[TASK REQUIREMENTS] Word for word, copy all the data and drop the pictures.

[SUPPLIED RECORDS start]

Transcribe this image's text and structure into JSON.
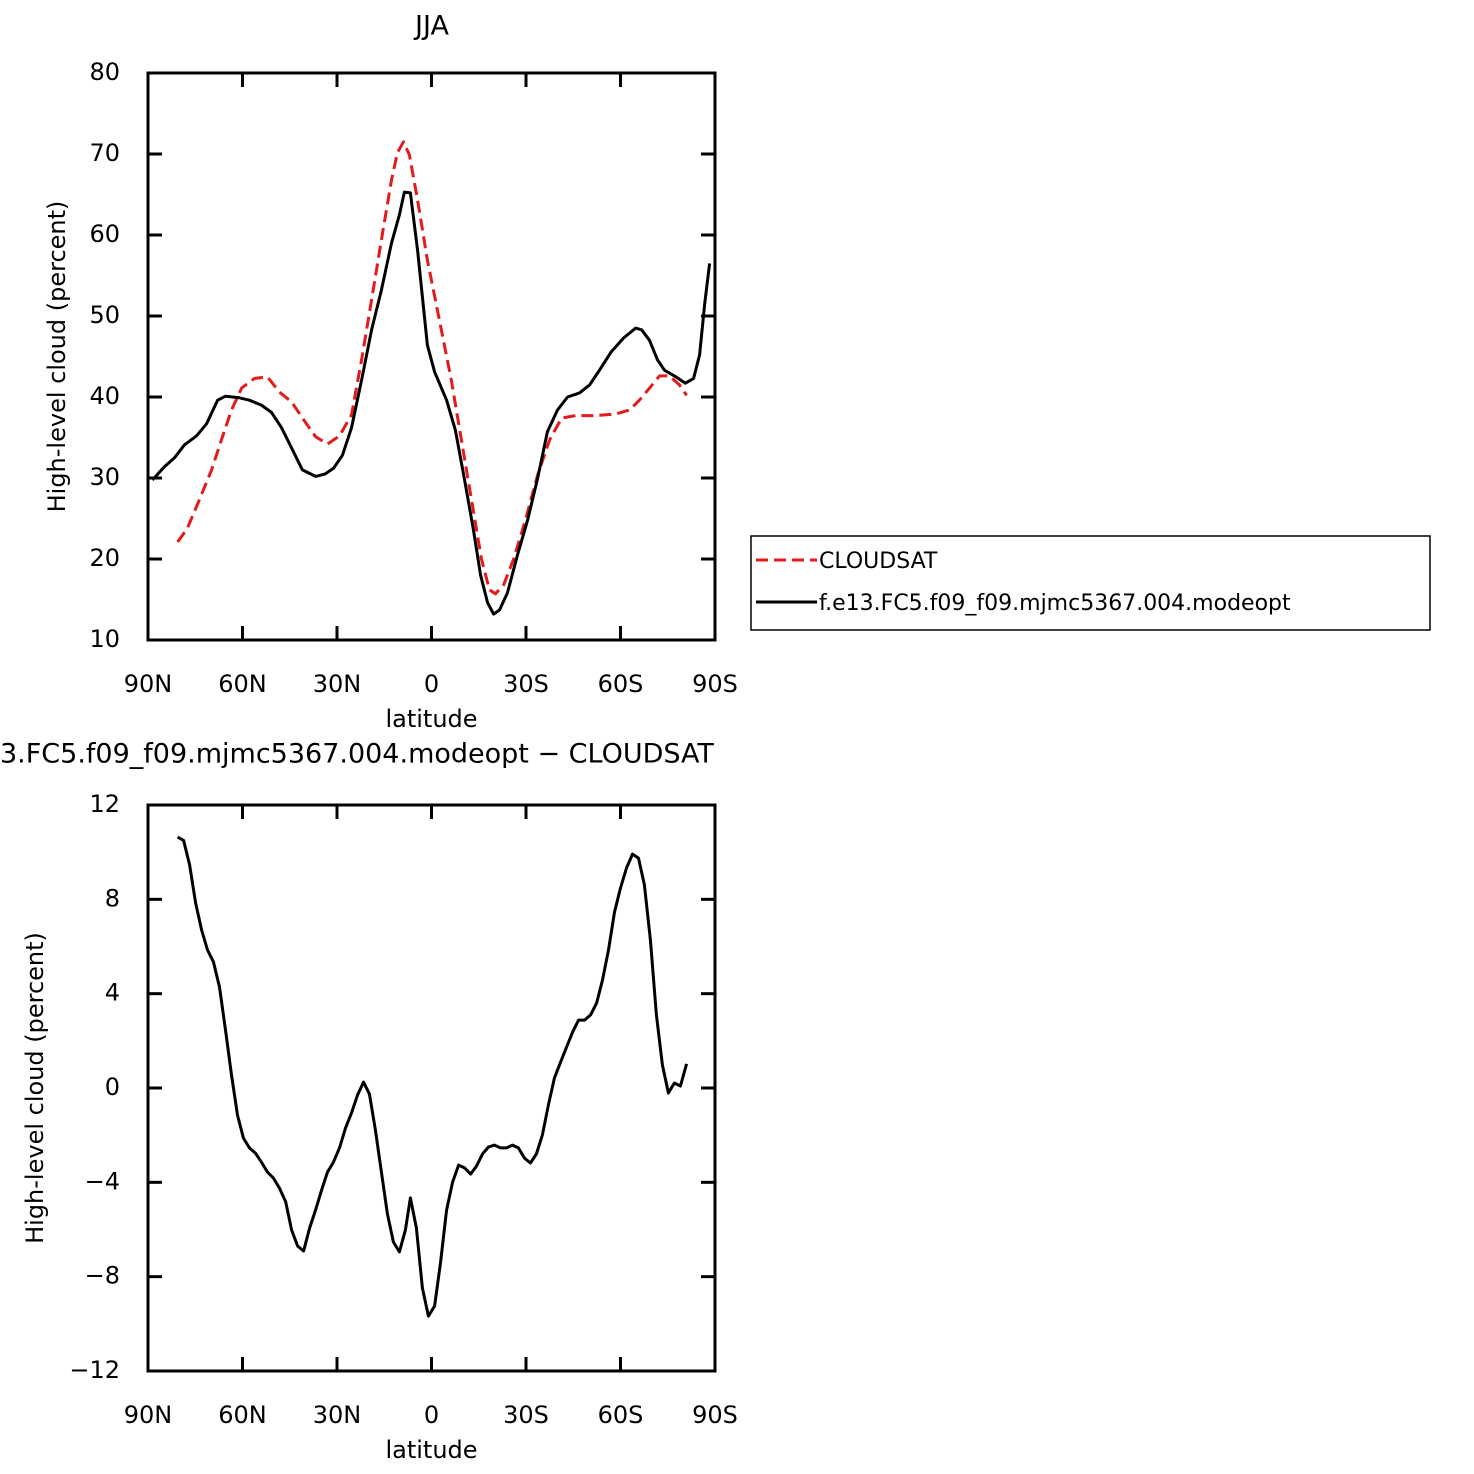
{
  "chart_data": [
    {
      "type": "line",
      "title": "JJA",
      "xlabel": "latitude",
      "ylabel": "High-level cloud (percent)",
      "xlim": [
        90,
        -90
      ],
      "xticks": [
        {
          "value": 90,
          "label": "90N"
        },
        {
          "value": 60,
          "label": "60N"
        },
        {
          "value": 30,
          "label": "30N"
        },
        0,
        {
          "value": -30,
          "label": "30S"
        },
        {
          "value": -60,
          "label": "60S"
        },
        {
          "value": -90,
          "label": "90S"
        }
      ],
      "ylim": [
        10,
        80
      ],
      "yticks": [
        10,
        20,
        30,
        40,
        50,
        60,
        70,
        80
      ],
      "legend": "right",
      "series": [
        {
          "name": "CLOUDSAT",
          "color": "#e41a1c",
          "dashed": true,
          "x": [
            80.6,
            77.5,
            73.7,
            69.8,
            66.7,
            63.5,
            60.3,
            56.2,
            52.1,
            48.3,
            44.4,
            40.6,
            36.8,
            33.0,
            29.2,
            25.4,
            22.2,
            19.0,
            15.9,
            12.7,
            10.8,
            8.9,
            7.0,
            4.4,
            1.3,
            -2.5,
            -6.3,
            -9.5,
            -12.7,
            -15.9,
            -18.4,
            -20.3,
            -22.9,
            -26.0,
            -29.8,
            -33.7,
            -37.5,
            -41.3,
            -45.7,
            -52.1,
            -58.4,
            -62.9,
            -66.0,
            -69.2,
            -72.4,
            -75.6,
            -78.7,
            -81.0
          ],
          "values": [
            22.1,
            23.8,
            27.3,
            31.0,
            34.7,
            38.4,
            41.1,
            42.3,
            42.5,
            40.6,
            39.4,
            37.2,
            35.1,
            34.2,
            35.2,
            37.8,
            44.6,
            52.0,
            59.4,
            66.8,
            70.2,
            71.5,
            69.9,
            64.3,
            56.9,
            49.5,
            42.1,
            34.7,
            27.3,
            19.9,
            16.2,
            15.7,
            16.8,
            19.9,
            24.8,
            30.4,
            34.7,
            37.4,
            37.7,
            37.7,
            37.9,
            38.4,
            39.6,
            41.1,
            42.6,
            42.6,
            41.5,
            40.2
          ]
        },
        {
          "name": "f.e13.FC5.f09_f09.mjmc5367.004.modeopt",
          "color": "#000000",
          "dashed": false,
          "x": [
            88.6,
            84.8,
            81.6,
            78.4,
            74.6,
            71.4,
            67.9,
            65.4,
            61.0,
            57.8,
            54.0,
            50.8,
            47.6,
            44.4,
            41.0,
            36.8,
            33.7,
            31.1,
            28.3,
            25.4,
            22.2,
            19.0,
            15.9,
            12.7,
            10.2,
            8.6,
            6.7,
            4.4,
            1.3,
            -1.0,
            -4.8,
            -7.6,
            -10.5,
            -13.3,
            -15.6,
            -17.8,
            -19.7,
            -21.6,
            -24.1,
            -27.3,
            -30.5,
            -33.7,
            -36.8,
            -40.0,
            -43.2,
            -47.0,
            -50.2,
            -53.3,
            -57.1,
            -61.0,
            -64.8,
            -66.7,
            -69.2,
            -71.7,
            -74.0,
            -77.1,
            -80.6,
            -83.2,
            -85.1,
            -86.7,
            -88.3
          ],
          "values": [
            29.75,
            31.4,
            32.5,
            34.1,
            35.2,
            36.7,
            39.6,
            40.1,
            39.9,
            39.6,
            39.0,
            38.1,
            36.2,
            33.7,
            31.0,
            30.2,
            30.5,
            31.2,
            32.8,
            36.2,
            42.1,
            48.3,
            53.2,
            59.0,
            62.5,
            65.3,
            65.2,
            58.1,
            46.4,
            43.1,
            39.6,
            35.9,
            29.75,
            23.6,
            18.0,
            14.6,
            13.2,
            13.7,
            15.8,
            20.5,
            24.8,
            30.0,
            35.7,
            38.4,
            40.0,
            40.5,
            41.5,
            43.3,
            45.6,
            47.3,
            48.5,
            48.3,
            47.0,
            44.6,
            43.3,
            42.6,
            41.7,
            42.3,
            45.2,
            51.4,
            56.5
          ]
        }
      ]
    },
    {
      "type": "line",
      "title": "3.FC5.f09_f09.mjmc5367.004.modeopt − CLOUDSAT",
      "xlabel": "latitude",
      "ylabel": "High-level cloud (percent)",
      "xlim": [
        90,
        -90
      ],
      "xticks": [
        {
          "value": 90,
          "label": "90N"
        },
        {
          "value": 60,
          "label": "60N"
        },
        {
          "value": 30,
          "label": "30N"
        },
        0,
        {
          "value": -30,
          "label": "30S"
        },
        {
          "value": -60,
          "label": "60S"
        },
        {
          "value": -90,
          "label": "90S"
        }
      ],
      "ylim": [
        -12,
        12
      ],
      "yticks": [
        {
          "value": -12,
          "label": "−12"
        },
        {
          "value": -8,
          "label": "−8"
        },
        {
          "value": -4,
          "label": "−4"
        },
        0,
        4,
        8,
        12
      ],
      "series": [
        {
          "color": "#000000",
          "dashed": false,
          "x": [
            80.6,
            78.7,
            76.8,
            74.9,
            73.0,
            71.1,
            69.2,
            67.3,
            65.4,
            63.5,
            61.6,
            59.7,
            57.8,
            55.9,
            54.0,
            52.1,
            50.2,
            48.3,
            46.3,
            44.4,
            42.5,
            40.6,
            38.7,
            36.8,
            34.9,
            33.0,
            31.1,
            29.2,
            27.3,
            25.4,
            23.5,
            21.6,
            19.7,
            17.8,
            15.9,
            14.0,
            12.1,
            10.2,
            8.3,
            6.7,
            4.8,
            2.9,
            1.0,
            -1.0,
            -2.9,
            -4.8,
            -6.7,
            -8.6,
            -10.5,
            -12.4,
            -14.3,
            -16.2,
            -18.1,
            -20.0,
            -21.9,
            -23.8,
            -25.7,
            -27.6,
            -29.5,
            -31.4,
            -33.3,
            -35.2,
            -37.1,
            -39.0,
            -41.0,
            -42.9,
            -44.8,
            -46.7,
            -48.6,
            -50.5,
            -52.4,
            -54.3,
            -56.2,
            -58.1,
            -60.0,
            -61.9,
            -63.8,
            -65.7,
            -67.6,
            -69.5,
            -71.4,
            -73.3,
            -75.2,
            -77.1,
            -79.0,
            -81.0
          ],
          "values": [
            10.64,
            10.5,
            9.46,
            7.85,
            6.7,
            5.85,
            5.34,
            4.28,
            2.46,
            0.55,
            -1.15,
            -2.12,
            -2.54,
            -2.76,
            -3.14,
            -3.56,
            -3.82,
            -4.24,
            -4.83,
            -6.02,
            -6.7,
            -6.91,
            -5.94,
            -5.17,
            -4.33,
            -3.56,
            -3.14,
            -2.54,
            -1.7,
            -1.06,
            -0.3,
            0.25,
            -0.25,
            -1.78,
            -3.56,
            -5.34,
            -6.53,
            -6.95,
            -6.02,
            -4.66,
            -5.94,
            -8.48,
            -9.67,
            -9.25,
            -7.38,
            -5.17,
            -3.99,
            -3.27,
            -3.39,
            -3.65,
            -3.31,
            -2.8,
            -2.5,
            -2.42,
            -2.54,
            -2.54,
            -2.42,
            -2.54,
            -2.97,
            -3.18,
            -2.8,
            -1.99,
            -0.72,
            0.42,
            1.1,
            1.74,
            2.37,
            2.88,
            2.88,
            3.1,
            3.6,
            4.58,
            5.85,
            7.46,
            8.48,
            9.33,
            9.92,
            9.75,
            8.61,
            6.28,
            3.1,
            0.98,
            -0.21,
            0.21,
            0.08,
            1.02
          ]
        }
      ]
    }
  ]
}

[SUPPLIED RECORDS end]

[RESULT FOR THIS TASK]
Transcribe this image's text and structure into JSON.
{
  "chart_data": [
    {
      "type": "line",
      "title": "JJA",
      "xlabel": "latitude",
      "ylabel": "High-level cloud (percent)",
      "xlim": [
        90,
        -90
      ],
      "xticks": [
        {
          "value": 90,
          "label": "90N"
        },
        {
          "value": 60,
          "label": "60N"
        },
        {
          "value": 30,
          "label": "30N"
        },
        0,
        {
          "value": -30,
          "label": "30S"
        },
        {
          "value": -60,
          "label": "60S"
        },
        {
          "value": -90,
          "label": "90S"
        }
      ],
      "ylim": [
        10,
        80
      ],
      "yticks": [
        10,
        20,
        30,
        40,
        50,
        60,
        70,
        80
      ],
      "legend": "right",
      "series": [
        {
          "name": "CLOUDSAT",
          "color": "#e41a1c",
          "dashed": true,
          "x": [
            80.6,
            77.5,
            73.7,
            69.8,
            66.7,
            63.5,
            60.3,
            56.2,
            52.1,
            48.3,
            44.4,
            40.6,
            36.8,
            33.0,
            29.2,
            25.4,
            22.2,
            19.0,
            15.9,
            12.7,
            10.8,
            8.9,
            7.0,
            4.4,
            1.3,
            -2.5,
            -6.3,
            -9.5,
            -12.7,
            -15.9,
            -18.4,
            -20.3,
            -22.9,
            -26.0,
            -29.8,
            -33.7,
            -37.5,
            -41.3,
            -45.7,
            -52.1,
            -58.4,
            -62.9,
            -66.0,
            -69.2,
            -72.4,
            -75.6,
            -78.7,
            -81.0
          ],
          "values": [
            22.1,
            23.8,
            27.3,
            31.0,
            34.7,
            38.4,
            41.1,
            42.3,
            42.5,
            40.6,
            39.4,
            37.2,
            35.1,
            34.2,
            35.2,
            37.8,
            44.6,
            52.0,
            59.4,
            66.8,
            70.2,
            71.5,
            69.9,
            64.3,
            56.9,
            49.5,
            42.1,
            34.7,
            27.3,
            19.9,
            16.2,
            15.7,
            16.8,
            19.9,
            24.8,
            30.4,
            34.7,
            37.4,
            37.7,
            37.7,
            37.9,
            38.4,
            39.6,
            41.1,
            42.6,
            42.6,
            41.5,
            40.2
          ]
        },
        {
          "name": "f.e13.FC5.f09_f09.mjmc5367.004.modeopt",
          "color": "#000000",
          "dashed": false,
          "x": [
            88.6,
            84.8,
            81.6,
            78.4,
            74.6,
            71.4,
            67.9,
            65.4,
            61.0,
            57.8,
            54.0,
            50.8,
            47.6,
            44.4,
            41.0,
            36.8,
            33.7,
            31.1,
            28.3,
            25.4,
            22.2,
            19.0,
            15.9,
            12.7,
            10.2,
            8.6,
            6.7,
            4.4,
            1.3,
            -1.0,
            -4.8,
            -7.6,
            -10.5,
            -13.3,
            -15.6,
            -17.8,
            -19.7,
            -21.6,
            -24.1,
            -27.3,
            -30.5,
            -33.7,
            -36.8,
            -40.0,
            -43.2,
            -47.0,
            -50.2,
            -53.3,
            -57.1,
            -61.0,
            -64.8,
            -66.7,
            -69.2,
            -71.7,
            -74.0,
            -77.1,
            -80.6,
            -83.2,
            -85.1,
            -86.7,
            -88.3
          ],
          "values": [
            29.75,
            31.4,
            32.5,
            34.1,
            35.2,
            36.7,
            39.6,
            40.1,
            39.9,
            39.6,
            39.0,
            38.1,
            36.2,
            33.7,
            31.0,
            30.2,
            30.5,
            31.2,
            32.8,
            36.2,
            42.1,
            48.3,
            53.2,
            59.0,
            62.5,
            65.3,
            65.2,
            58.1,
            46.4,
            43.1,
            39.6,
            35.9,
            29.75,
            23.6,
            18.0,
            14.6,
            13.2,
            13.7,
            15.8,
            20.5,
            24.8,
            30.0,
            35.7,
            38.4,
            40.0,
            40.5,
            41.5,
            43.3,
            45.6,
            47.3,
            48.5,
            48.3,
            47.0,
            44.6,
            43.3,
            42.6,
            41.7,
            42.3,
            45.2,
            51.4,
            56.5
          ]
        }
      ]
    },
    {
      "type": "line",
      "title": "3.FC5.f09_f09.mjmc5367.004.modeopt − CLOUDSAT",
      "xlabel": "latitude",
      "ylabel": "High-level cloud (percent)",
      "xlim": [
        90,
        -90
      ],
      "xticks": [
        {
          "value": 90,
          "label": "90N"
        },
        {
          "value": 60,
          "label": "60N"
        },
        {
          "value": 30,
          "label": "30N"
        },
        0,
        {
          "value": -30,
          "label": "30S"
        },
        {
          "value": -60,
          "label": "60S"
        },
        {
          "value": -90,
          "label": "90S"
        }
      ],
      "ylim": [
        -12,
        12
      ],
      "yticks": [
        {
          "value": -12,
          "label": "−12"
        },
        {
          "value": -8,
          "label": "−8"
        },
        {
          "value": -4,
          "label": "−4"
        },
        0,
        4,
        8,
        12
      ],
      "series": [
        {
          "color": "#000000",
          "dashed": false,
          "x": [
            80.6,
            78.7,
            76.8,
            74.9,
            73.0,
            71.1,
            69.2,
            67.3,
            65.4,
            63.5,
            61.6,
            59.7,
            57.8,
            55.9,
            54.0,
            52.1,
            50.2,
            48.3,
            46.3,
            44.4,
            42.5,
            40.6,
            38.7,
            36.8,
            34.9,
            33.0,
            31.1,
            29.2,
            27.3,
            25.4,
            23.5,
            21.6,
            19.7,
            17.8,
            15.9,
            14.0,
            12.1,
            10.2,
            8.3,
            6.7,
            4.8,
            2.9,
            1.0,
            -1.0,
            -2.9,
            -4.8,
            -6.7,
            -8.6,
            -10.5,
            -12.4,
            -14.3,
            -16.2,
            -18.1,
            -20.0,
            -21.9,
            -23.8,
            -25.7,
            -27.6,
            -29.5,
            -31.4,
            -33.3,
            -35.2,
            -37.1,
            -39.0,
            -41.0,
            -42.9,
            -44.8,
            -46.7,
            -48.6,
            -50.5,
            -52.4,
            -54.3,
            -56.2,
            -58.1,
            -60.0,
            -61.9,
            -63.8,
            -65.7,
            -67.6,
            -69.5,
            -71.4,
            -73.3,
            -75.2,
            -77.1,
            -79.0,
            -81.0
          ],
          "values": [
            10.64,
            10.5,
            9.46,
            7.85,
            6.7,
            5.85,
            5.34,
            4.28,
            2.46,
            0.55,
            -1.15,
            -2.12,
            -2.54,
            -2.76,
            -3.14,
            -3.56,
            -3.82,
            -4.24,
            -4.83,
            -6.02,
            -6.7,
            -6.91,
            -5.94,
            -5.17,
            -4.33,
            -3.56,
            -3.14,
            -2.54,
            -1.7,
            -1.06,
            -0.3,
            0.25,
            -0.25,
            -1.78,
            -3.56,
            -5.34,
            -6.53,
            -6.95,
            -6.02,
            -4.66,
            -5.94,
            -8.48,
            -9.67,
            -9.25,
            -7.38,
            -5.17,
            -3.99,
            -3.27,
            -3.39,
            -3.65,
            -3.31,
            -2.8,
            -2.5,
            -2.42,
            -2.54,
            -2.54,
            -2.42,
            -2.54,
            -2.97,
            -3.18,
            -2.8,
            -1.99,
            -0.72,
            0.42,
            1.1,
            1.74,
            2.37,
            2.88,
            2.88,
            3.1,
            3.6,
            4.58,
            5.85,
            7.46,
            8.48,
            9.33,
            9.92,
            9.75,
            8.61,
            6.28,
            3.1,
            0.98,
            -0.21,
            0.21,
            0.08,
            1.02
          ]
        }
      ]
    }
  ]
}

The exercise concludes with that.